(Task objective): In the entries below, find the lines that contain the word "this" and copy them.
## begin Entries provided
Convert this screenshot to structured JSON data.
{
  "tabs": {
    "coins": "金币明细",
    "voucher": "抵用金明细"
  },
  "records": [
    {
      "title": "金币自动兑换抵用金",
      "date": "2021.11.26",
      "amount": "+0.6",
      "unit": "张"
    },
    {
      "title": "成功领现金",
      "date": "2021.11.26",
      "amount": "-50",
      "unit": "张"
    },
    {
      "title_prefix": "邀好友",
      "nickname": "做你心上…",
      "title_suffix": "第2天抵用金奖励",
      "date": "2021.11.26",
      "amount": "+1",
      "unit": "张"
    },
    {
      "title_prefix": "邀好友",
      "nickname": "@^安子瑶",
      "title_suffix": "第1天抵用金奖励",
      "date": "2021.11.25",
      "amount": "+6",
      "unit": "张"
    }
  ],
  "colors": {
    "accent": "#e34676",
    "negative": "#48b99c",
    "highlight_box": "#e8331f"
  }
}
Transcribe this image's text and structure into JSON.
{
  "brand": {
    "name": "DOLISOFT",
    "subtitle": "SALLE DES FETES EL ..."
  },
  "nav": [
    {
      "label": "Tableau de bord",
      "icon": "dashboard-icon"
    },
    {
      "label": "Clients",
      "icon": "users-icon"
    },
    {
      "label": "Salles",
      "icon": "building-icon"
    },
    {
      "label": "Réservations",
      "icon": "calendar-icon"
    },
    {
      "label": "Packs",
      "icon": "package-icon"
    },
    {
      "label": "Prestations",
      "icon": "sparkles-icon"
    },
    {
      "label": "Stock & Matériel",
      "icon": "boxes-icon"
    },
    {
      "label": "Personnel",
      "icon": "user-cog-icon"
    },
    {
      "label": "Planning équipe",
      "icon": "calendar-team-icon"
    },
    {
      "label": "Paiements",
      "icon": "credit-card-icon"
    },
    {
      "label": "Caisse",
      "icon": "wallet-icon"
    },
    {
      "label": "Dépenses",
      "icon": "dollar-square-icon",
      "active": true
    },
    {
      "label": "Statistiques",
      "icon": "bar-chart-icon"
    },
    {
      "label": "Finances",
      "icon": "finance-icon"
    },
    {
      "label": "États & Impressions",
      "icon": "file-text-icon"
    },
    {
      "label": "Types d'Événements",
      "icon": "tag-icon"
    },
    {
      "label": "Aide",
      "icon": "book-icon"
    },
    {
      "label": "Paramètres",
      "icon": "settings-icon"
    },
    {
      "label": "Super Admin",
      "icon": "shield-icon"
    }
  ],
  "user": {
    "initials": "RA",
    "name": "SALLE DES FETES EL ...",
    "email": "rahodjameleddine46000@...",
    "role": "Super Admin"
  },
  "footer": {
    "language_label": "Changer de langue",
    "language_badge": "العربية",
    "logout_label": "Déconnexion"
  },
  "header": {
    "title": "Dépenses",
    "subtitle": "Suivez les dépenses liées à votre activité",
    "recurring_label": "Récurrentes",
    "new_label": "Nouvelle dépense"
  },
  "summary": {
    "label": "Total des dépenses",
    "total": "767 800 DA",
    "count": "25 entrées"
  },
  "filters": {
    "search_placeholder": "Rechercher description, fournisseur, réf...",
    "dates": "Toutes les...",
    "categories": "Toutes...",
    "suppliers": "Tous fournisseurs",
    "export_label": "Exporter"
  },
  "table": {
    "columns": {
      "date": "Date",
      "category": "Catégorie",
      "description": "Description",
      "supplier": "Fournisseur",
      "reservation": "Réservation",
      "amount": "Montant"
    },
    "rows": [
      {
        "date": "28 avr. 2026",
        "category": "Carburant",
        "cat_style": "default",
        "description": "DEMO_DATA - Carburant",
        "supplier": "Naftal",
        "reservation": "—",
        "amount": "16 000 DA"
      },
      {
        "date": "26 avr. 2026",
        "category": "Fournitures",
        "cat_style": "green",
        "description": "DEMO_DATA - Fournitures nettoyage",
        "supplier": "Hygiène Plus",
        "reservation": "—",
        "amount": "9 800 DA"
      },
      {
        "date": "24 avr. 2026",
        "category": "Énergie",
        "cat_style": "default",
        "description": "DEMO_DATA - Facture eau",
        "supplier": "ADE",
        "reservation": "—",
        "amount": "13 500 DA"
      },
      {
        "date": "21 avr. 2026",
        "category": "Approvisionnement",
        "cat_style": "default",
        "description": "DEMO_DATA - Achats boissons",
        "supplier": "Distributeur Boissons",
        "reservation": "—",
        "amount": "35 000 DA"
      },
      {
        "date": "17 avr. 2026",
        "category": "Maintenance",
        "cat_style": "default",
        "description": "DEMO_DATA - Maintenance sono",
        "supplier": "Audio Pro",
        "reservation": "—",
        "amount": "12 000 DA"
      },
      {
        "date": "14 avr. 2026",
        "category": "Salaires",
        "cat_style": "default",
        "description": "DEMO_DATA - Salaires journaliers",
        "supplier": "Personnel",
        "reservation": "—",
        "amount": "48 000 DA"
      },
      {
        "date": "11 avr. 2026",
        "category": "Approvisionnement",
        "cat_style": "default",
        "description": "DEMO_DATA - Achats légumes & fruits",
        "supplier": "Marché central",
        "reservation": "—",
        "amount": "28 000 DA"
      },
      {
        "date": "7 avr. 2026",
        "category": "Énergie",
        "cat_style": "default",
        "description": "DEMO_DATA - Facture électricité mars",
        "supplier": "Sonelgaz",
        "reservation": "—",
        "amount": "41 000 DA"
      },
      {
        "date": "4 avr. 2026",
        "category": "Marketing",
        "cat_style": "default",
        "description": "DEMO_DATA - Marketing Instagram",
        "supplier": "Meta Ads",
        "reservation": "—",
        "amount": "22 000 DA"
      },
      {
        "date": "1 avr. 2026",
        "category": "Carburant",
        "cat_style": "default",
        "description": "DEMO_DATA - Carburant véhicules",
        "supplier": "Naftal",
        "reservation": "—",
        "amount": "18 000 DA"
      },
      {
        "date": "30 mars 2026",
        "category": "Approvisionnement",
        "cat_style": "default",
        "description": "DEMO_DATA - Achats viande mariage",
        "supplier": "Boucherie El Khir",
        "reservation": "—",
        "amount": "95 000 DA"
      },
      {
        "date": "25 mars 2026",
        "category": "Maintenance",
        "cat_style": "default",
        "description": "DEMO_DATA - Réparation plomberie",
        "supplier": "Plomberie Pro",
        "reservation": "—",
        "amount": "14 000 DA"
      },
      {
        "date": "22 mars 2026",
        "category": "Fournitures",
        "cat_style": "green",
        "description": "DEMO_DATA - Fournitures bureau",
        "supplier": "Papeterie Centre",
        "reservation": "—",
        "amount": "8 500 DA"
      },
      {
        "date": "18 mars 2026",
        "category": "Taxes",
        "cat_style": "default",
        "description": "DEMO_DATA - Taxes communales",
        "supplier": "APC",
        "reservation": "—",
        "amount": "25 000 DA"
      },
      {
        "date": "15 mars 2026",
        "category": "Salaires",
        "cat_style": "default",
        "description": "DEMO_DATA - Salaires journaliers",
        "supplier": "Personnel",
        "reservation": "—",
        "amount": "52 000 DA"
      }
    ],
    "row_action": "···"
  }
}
## end Entries provided
(Exercise answer):
Convert this screenshot to structured JSON data.
Transcribe this image's text and structure into JSON.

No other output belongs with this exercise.